_TASK OBJECTIVE_. Copy every line, leaving nothing out and adding nothing.

_Lines of data_.
⟨
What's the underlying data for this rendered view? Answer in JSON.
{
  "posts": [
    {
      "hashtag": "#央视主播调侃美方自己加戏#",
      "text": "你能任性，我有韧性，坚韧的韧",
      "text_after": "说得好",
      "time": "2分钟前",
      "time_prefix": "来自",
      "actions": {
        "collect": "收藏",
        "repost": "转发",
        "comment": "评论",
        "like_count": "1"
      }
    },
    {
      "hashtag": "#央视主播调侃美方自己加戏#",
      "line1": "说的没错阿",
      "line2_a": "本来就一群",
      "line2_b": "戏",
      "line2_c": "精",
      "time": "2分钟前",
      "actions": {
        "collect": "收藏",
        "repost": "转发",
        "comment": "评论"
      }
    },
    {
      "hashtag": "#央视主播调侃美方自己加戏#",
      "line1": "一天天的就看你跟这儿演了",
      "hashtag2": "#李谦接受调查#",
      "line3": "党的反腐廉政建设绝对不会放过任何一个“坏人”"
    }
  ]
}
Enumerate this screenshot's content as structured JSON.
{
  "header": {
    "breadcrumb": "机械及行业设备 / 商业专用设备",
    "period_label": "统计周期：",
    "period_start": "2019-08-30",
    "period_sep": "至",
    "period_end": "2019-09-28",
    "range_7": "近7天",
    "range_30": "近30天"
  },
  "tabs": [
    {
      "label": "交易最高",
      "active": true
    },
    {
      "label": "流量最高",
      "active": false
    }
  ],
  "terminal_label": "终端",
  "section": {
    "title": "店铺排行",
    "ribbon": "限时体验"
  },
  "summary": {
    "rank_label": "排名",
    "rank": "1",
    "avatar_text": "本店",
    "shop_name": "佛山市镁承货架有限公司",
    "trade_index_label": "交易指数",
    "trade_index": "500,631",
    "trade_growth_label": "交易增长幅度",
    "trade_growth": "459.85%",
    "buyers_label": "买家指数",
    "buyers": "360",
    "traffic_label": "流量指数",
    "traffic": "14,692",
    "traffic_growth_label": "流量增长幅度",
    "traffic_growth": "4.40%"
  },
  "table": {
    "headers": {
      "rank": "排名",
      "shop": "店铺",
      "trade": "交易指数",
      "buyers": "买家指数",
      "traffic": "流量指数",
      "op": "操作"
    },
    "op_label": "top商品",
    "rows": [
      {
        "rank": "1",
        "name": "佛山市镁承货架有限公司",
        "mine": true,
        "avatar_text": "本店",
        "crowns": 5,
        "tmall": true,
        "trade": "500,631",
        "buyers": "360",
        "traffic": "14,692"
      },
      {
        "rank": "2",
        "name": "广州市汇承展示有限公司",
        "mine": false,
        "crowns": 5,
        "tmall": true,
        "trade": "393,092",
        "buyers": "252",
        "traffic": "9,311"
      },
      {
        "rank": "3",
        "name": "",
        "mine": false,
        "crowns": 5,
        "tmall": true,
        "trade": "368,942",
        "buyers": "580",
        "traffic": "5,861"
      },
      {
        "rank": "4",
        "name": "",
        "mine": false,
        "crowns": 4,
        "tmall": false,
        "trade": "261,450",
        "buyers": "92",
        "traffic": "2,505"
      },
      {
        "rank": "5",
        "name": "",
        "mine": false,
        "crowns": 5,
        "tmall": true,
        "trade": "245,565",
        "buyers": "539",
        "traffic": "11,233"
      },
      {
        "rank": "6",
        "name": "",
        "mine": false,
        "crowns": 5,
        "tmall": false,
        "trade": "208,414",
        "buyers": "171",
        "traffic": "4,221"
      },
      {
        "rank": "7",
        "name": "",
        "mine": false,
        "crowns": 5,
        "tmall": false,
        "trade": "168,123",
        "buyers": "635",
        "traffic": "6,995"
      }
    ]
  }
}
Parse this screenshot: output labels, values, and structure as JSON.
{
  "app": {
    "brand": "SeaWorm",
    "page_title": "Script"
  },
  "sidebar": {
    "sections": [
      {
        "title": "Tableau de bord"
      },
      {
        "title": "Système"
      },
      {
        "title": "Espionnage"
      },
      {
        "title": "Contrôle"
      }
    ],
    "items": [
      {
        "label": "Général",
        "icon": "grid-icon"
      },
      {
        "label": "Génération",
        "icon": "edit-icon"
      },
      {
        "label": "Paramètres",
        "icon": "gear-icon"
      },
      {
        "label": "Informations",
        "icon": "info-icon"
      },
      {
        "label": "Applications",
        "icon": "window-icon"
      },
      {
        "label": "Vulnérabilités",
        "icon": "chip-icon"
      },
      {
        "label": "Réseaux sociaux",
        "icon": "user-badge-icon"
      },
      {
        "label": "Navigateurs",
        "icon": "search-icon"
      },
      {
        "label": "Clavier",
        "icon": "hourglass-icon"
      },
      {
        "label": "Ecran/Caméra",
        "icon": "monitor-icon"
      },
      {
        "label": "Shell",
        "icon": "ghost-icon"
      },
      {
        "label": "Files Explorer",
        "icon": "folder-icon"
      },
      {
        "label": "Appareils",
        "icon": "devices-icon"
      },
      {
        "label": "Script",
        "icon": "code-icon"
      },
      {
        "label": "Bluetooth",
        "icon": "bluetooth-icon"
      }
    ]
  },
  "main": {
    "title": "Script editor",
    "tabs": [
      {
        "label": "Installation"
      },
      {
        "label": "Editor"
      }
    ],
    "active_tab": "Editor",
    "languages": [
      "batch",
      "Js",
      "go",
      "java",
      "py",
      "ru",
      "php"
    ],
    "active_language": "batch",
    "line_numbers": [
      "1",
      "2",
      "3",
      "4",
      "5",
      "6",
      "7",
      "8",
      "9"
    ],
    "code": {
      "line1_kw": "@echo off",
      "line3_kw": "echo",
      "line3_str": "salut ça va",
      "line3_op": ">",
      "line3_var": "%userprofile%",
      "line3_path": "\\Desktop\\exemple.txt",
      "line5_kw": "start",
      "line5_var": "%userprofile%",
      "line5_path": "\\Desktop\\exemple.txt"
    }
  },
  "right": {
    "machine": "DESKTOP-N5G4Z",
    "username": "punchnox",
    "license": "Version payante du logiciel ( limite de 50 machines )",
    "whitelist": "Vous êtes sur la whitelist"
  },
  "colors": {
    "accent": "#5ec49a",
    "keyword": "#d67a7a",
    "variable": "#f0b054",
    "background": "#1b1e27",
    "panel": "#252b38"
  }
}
⟩
_FINAL RESULT_.
What's the underlying data for this rendered view? Answer in JSON.
{
  "posts": [
    {
      "hashtag": "#央视主播调侃美方自己加戏#",
      "text": "你能任性，我有韧性，坚韧的韧",
      "text_after": "说得好",
      "time": "2分钟前",
      "time_prefix": "来自",
      "actions": {
        "collect": "收藏",
        "repost": "转发",
        "comment": "评论",
        "like_count": "1"
      }
    },
    {
      "hashtag": "#央视主播调侃美方自己加戏#",
      "line1": "说的没错阿",
      "line2_a": "本来就一群",
      "line2_b": "戏",
      "line2_c": "精",
      "time": "2分钟前",
      "actions": {
        "collect": "收藏",
        "repost": "转发",
        "comment": "评论"
      }
    },
    {
      "hashtag": "#央视主播调侃美方自己加戏#",
      "line1": "一天天的就看你跟这儿演了",
      "hashtag2": "#李谦接受调查#",
      "line3": "党的反腐廉政建设绝对不会放过任何一个“坏人”"
    }
  ]
}
Enumerate this screenshot's content as structured JSON.
{
  "header": {
    "breadcrumb": "机械及行业设备 / 商业专用设备",
    "period_label": "统计周期：",
    "period_start": "2019-08-30",
    "period_sep": "至",
    "period_end": "2019-09-28",
    "range_7": "近7天",
    "range_30": "近30天"
  },
  "tabs": [
    {
      "label": "交易最高",
      "active": true
    },
    {
      "label": "流量最高",
      "active": false
    }
  ],
  "terminal_label": "终端",
  "section": {
    "title": "店铺排行",
    "ribbon": "限时体验"
  },
  "summary": {
    "rank_label": "排名",
    "rank": "1",
    "avatar_text": "本店",
    "shop_name": "佛山市镁承货架有限公司",
    "trade_index_label": "交易指数",
    "trade_index": "500,631",
    "trade_growth_label": "交易增长幅度",
    "trade_growth": "459.85%",
    "buyers_label": "买家指数",
    "buyers": "360",
    "traffic_label": "流量指数",
    "traffic": "14,692",
    "traffic_growth_label": "流量增长幅度",
    "traffic_growth": "4.40%"
  },
  "table": {
    "headers": {
      "rank": "排名",
      "shop": "店铺",
      "trade": "交易指数",
      "buyers": "买家指数",
      "traffic": "流量指数",
      "op": "操作"
    },
    "op_label": "top商品",
    "rows": [
      {
        "rank": "1",
        "name": "佛山市镁承货架有限公司",
        "mine": true,
        "avatar_text": "本店",
        "crowns": 5,
        "tmall": true,
        "trade": "500,631",
        "buyers": "360",
        "traffic": "14,692"
      },
      {
        "rank": "2",
        "name": "广州市汇承展示有限公司",
        "mine": false,
        "crowns": 5,
        "tmall": true,
        "trade": "393,092",
        "buyers": "252",
        "traffic": "9,311"
      },
      {
        "rank": "3",
        "name": "",
        "mine": false,
        "crowns": 5,
        "tmall": true,
        "trade": "368,942",
        "buyers": "580",
        "traffic": "5,861"
      },
      {
        "rank": "4",
        "name": "",
        "mine": false,
        "crowns": 4,
        "tmall": false,
        "trade": "261,450",
        "buyers": "92",
        "traffic": "2,505"
      },
      {
        "rank": "5",
        "name": "",
        "mine": false,
        "crowns": 5,
        "tmall": true,
        "trade": "245,565",
        "buyers": "539",
        "traffic": "11,233"
      },
      {
        "rank": "6",
        "name": "",
        "mine": false,
        "crowns": 5,
        "tmall": false,
        "trade": "208,414",
        "buyers": "171",
        "traffic": "4,221"
      },
      {
        "rank": "7",
        "name": "",
        "mine": false,
        "crowns": 5,
        "tmall": false,
        "trade": "168,123",
        "buyers": "635",
        "traffic": "6,995"
      }
    ]
  }
}
Parse this screenshot: output labels, values, and structure as JSON.
{
  "app": {
    "brand": "SeaWorm",
    "page_title": "Script"
  },
  "sidebar": {
    "sections": [
      {
        "title": "Tableau de bord"
      },
      {
        "title": "Système"
      },
      {
        "title": "Espionnage"
      },
      {
        "title": "Contrôle"
      }
    ],
    "items": [
      {
        "label": "Général",
        "icon": "grid-icon"
      },
      {
        "label": "Génération",
        "icon": "edit-icon"
      },
      {
        "label": "Paramètres",
        "icon": "gear-icon"
      },
      {
        "label": "Informations",
        "icon": "info-icon"
      },
      {
        "label": "Applications",
        "icon": "window-icon"
      },
      {
        "label": "Vulnérabilités",
        "icon": "chip-icon"
      },
      {
        "label": "Réseaux sociaux",
        "icon": "user-badge-icon"
      },
      {
        "label": "Navigateurs",
        "icon": "search-icon"
      },
      {
        "label": "Clavier",
        "icon": "hourglass-icon"
      },
      {
        "label": "Ecran/Caméra",
        "icon": "monitor-icon"
      },
      {
        "label": "Shell",
        "icon": "ghost-icon"
      },
      {
        "label": "Files Explorer",
        "icon": "folder-icon"
      },
      {
        "label": "Appareils",
        "icon": "devices-icon"
      },
      {
        "label": "Script",
        "icon": "code-icon"
      },
      {
        "label": "Bluetooth",
        "icon": "bluetooth-icon"
      }
    ]
  },
  "main": {
    "title": "Script editor",
    "tabs": [
      {
        "label": "Installation"
      },
      {
        "label": "Editor"
      }
    ],
    "active_tab": "Editor",
    "languages": [
      "batch",
      "Js",
      "go",
      "java",
      "py",
      "ru",
      "php"
    ],
    "active_language": "batch",
    "line_numbers": [
      "1",
      "2",
      "3",
      "4",
      "5",
      "6",
      "7",
      "8",
      "9"
    ],
    "code": {
      "line1_kw": "@echo off",
      "line3_kw": "echo",
      "line3_str": "salut ça va",
      "line3_op": ">",
      "line3_var": "%userprofile%",
      "line3_path": "\\Desktop\\exemple.txt",
      "line5_kw": "start",
      "line5_var": "%userprofile%",
      "line5_path": "\\Desktop\\exemple.txt"
    }
  },
  "right": {
    "machine": "DESKTOP-N5G4Z",
    "username": "punchnox",
    "license": "Version payante du logiciel ( limite de 50 machines )",
    "whitelist": "Vous êtes sur la whitelist"
  },
  "colors": {
    "accent": "#5ec49a",
    "keyword": "#d67a7a",
    "variable": "#f0b054",
    "background": "#1b1e27",
    "panel": "#252b38"
  }
}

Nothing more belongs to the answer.